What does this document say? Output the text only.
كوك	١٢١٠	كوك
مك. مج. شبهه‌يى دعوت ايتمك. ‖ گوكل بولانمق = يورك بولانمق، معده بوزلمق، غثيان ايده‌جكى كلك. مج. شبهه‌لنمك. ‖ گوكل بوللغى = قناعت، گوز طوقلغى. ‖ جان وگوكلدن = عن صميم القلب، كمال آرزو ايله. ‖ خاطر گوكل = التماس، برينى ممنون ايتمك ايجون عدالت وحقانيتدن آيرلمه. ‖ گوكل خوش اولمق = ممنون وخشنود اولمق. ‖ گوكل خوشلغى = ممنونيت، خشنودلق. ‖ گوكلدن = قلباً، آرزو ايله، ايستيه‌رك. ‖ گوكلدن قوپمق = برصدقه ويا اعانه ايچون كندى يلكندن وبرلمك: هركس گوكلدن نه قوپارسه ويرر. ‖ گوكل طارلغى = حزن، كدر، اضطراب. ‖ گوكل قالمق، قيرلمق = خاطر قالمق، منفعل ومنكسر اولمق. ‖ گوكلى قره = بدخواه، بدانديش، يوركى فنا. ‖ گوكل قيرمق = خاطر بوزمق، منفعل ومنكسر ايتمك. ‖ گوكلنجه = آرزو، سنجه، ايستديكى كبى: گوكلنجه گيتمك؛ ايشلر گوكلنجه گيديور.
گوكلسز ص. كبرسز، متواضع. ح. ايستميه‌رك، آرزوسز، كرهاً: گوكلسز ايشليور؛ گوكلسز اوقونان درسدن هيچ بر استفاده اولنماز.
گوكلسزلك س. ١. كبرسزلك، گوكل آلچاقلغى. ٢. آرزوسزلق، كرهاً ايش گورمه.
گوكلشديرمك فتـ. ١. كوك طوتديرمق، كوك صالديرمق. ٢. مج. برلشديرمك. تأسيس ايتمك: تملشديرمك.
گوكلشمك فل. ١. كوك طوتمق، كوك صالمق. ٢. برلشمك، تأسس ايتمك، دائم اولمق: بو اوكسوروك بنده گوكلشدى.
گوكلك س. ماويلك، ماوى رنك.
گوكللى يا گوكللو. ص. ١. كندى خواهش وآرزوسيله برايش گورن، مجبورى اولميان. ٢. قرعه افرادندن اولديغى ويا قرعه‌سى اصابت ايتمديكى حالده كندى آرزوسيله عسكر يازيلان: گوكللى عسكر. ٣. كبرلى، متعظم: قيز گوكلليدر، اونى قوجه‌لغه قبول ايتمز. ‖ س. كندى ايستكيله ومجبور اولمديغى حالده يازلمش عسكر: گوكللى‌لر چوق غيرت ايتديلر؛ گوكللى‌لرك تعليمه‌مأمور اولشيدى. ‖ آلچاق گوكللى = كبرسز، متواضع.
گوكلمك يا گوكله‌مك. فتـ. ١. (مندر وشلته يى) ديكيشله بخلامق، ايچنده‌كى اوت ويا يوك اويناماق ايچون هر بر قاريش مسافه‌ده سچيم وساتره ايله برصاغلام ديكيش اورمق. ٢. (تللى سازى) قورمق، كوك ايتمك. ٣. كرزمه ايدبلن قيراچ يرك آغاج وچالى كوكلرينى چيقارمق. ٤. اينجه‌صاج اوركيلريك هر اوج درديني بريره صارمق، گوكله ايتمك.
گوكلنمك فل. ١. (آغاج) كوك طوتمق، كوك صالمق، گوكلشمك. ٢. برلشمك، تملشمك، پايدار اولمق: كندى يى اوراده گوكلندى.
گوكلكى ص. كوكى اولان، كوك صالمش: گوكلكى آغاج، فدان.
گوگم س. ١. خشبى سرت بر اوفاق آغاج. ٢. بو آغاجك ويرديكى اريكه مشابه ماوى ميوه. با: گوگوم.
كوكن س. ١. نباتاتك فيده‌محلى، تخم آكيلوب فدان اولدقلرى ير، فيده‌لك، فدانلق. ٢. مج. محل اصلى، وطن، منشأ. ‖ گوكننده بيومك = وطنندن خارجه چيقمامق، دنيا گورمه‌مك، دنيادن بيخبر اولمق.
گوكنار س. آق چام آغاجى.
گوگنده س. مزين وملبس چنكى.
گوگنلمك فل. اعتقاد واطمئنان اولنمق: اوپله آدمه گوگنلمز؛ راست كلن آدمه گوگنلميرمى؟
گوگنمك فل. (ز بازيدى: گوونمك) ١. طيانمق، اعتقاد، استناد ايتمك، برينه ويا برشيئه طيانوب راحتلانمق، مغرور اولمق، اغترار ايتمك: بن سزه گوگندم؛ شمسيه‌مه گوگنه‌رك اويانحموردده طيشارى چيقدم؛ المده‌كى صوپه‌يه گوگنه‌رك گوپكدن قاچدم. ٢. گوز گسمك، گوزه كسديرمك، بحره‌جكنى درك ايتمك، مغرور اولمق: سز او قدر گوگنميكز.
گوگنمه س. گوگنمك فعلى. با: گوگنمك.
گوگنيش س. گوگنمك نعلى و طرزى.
---
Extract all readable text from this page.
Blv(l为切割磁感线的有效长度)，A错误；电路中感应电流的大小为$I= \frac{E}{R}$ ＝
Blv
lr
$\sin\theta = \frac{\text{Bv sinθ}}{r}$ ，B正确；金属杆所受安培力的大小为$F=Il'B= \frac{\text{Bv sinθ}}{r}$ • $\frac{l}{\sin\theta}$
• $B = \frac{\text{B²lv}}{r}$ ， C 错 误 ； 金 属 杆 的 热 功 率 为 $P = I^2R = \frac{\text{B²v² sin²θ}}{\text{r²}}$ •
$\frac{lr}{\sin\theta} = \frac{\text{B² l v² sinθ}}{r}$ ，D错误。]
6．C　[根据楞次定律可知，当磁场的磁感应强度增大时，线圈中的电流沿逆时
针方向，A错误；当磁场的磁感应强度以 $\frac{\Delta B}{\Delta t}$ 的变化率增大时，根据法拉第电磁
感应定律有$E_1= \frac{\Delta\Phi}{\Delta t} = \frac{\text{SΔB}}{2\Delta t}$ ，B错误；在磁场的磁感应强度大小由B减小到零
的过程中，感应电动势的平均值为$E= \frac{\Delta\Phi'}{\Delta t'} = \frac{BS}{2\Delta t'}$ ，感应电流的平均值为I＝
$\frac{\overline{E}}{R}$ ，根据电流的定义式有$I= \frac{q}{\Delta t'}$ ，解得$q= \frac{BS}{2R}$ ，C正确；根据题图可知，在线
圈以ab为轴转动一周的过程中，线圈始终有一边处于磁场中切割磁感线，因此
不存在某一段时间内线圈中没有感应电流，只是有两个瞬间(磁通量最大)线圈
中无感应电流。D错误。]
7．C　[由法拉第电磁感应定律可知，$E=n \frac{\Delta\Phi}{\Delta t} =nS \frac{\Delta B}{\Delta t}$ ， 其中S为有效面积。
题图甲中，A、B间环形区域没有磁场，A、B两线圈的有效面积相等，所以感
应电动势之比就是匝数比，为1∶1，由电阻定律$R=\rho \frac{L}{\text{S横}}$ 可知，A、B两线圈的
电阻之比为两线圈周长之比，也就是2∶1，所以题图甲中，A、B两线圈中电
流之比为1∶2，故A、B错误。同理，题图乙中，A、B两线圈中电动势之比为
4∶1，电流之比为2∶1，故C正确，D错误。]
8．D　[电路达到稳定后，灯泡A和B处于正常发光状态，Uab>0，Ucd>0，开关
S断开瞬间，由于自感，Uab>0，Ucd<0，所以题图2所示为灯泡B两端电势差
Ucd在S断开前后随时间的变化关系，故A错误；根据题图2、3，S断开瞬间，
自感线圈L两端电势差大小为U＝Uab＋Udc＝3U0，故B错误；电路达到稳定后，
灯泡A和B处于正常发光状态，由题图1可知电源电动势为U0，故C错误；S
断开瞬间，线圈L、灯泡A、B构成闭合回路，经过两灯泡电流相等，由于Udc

-- YOUR GOAL --
Write out every line of the entries that holds the word "S断开瞬间".

-- REPLY TO THE TASK --
S断开瞬间，由于自感，Uab>0，Ucd<0，所以题图2所示为灯泡B两端电势差
Ucd在S断开前后随时间的变化关系，故A错误；根据题图2、3，S断开瞬间，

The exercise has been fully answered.